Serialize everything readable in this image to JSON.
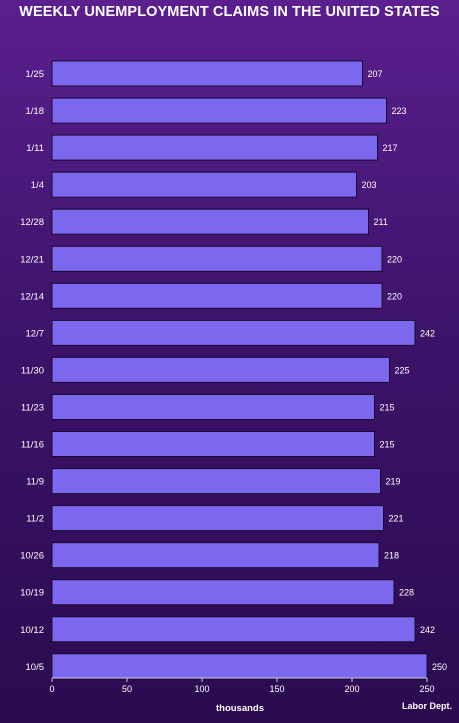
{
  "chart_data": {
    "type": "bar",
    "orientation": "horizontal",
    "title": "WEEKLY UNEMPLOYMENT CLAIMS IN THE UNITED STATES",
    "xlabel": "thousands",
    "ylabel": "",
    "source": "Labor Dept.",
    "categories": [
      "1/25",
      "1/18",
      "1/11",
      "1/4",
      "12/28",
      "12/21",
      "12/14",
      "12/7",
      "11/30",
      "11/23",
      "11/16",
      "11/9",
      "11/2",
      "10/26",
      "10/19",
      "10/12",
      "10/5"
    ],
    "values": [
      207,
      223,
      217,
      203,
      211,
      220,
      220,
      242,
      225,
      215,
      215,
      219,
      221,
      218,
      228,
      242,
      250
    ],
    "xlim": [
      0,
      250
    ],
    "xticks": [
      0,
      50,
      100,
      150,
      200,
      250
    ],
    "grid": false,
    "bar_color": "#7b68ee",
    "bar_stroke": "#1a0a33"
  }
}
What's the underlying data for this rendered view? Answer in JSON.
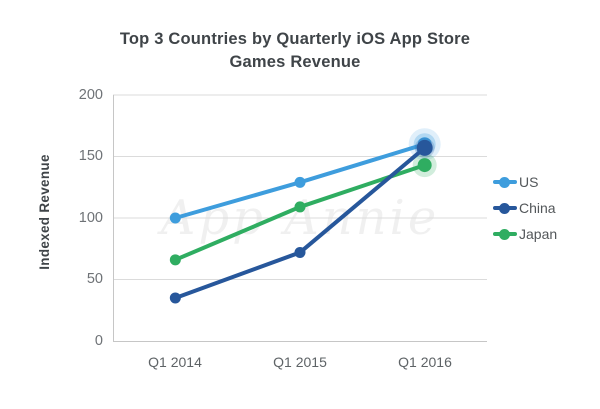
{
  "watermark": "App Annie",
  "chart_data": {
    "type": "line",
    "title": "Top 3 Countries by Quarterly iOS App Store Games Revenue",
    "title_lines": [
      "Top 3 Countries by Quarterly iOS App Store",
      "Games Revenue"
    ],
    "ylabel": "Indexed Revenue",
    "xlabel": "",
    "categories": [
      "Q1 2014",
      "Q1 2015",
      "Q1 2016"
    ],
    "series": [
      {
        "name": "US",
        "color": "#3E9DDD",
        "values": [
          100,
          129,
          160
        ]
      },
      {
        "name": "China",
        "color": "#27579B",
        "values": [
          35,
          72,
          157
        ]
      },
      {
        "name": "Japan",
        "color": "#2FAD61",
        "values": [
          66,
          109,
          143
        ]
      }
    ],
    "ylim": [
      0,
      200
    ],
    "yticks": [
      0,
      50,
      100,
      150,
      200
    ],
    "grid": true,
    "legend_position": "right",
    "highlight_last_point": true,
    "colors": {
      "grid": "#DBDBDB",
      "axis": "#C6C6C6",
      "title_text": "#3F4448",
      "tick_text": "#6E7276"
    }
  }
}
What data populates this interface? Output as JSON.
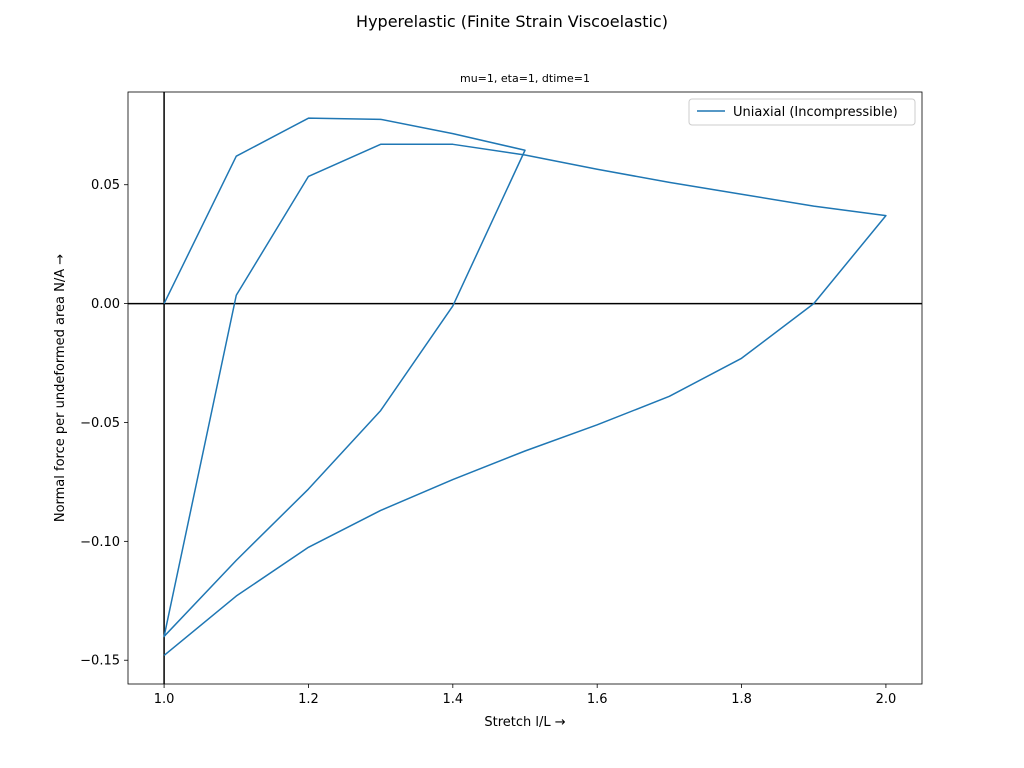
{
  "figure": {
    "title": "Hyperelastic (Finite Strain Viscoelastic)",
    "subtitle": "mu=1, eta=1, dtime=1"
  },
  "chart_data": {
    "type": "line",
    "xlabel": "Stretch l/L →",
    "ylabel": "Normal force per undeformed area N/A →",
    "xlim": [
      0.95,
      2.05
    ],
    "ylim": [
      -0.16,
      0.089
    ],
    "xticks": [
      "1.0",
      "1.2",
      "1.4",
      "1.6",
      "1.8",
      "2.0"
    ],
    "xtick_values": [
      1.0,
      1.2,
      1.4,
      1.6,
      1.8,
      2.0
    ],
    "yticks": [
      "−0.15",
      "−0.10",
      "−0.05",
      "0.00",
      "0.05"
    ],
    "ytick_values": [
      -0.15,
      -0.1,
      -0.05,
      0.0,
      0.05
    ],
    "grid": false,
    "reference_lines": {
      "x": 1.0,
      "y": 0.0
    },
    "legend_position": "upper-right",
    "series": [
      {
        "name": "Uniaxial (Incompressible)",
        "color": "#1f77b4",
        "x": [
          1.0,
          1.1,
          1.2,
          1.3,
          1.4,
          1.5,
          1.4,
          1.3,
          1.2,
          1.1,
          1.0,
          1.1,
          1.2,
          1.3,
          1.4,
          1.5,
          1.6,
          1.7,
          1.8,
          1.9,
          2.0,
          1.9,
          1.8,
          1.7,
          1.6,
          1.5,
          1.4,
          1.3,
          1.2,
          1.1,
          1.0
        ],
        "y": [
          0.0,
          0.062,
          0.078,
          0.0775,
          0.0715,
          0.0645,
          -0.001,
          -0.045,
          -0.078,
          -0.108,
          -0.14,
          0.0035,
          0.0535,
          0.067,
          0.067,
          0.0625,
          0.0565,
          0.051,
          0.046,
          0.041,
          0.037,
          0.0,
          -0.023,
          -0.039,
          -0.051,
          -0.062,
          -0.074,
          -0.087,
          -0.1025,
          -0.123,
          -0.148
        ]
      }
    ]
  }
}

● ● ● ● ●

> _DIRECTION_:
Pictures are not part of the copy; output everything else in the records exactly.

> _SOLUTION TO THE EXERCISE_:
Serialize everything readable in this image to JSON.
{
  "chart_data": {
    "type": "bar",
    "orientation": "horizontal",
    "title": "WEEKLY UNEMPLOYMENT CLAIMS IN THE UNITED STATES",
    "xlabel": "thousands",
    "ylabel": "",
    "source": "Labor Dept.",
    "categories": [
      "1/25",
      "1/18",
      "1/11",
      "1/4",
      "12/28",
      "12/21",
      "12/14",
      "12/7",
      "11/30",
      "11/23",
      "11/16",
      "11/9",
      "11/2",
      "10/26",
      "10/19",
      "10/12",
      "10/5"
    ],
    "values": [
      207,
      223,
      217,
      203,
      211,
      220,
      220,
      242,
      225,
      215,
      215,
      219,
      221,
      218,
      228,
      242,
      250
    ],
    "xlim": [
      0,
      250
    ],
    "xticks": [
      0,
      50,
      100,
      150,
      200,
      250
    ],
    "grid": false,
    "bar_color": "#7b68ee",
    "bar_stroke": "#1a0a33"
  }
}
What's the underlying data for this rendered view? Answer in JSON.
{
  "watermark": "App Annie",
  "chart_data": {
    "type": "line",
    "title": "Top 3 Countries by Quarterly iOS App Store Games Revenue",
    "title_lines": [
      "Top 3 Countries by Quarterly iOS App Store",
      "Games Revenue"
    ],
    "ylabel": "Indexed Revenue",
    "xlabel": "",
    "categories": [
      "Q1 2014",
      "Q1 2015",
      "Q1 2016"
    ],
    "series": [
      {
        "name": "US",
        "color": "#3E9DDD",
        "values": [
          100,
          129,
          160
        ]
      },
      {
        "name": "China",
        "color": "#27579B",
        "values": [
          35,
          72,
          157
        ]
      },
      {
        "name": "Japan",
        "color": "#2FAD61",
        "values": [
          66,
          109,
          143
        ]
      }
    ],
    "ylim": [
      0,
      200
    ],
    "yticks": [
      0,
      50,
      100,
      150,
      200
    ],
    "grid": true,
    "legend_position": "right",
    "highlight_last_point": true,
    "colors": {
      "grid": "#DBDBDB",
      "axis": "#C6C6C6",
      "title_text": "#3F4448",
      "tick_text": "#6E7276"
    }
  }
}
What data populates this interface? Output as JSON.
{
  "figure": {
    "title": "Hyperelastic (Finite Strain Viscoelastic)",
    "subtitle": "mu=1, eta=1, dtime=1"
  },
  "chart_data": {
    "type": "line",
    "xlabel": "Stretch l/L →",
    "ylabel": "Normal force per undeformed area N/A →",
    "xlim": [
      0.95,
      2.05
    ],
    "ylim": [
      -0.16,
      0.089
    ],
    "xticks": [
      "1.0",
      "1.2",
      "1.4",
      "1.6",
      "1.8",
      "2.0"
    ],
    "xtick_values": [
      1.0,
      1.2,
      1.4,
      1.6,
      1.8,
      2.0
    ],
    "yticks": [
      "−0.15",
      "−0.10",
      "−0.05",
      "0.00",
      "0.05"
    ],
    "ytick_values": [
      -0.15,
      -0.1,
      -0.05,
      0.0,
      0.05
    ],
    "grid": false,
    "reference_lines": {
      "x": 1.0,
      "y": 0.0
    },
    "legend_position": "upper-right",
    "series": [
      {
        "name": "Uniaxial (Incompressible)",
        "color": "#1f77b4",
        "x": [
          1.0,
          1.1,
          1.2,
          1.3,
          1.4,
          1.5,
          1.4,
          1.3,
          1.2,
          1.1,
          1.0,
          1.1,
          1.2,
          1.3,
          1.4,
          1.5,
          1.6,
          1.7,
          1.8,
          1.9,
          2.0,
          1.9,
          1.8,
          1.7,
          1.6,
          1.5,
          1.4,
          1.3,
          1.2,
          1.1,
          1.0
        ],
        "y": [
          0.0,
          0.062,
          0.078,
          0.0775,
          0.0715,
          0.0645,
          -0.001,
          -0.045,
          -0.078,
          -0.108,
          -0.14,
          0.0035,
          0.0535,
          0.067,
          0.067,
          0.0625,
          0.0565,
          0.051,
          0.046,
          0.041,
          0.037,
          0.0,
          -0.023,
          -0.039,
          -0.051,
          -0.062,
          -0.074,
          -0.087,
          -0.1025,
          -0.123,
          -0.148
        ]
      }
    ]
  }
}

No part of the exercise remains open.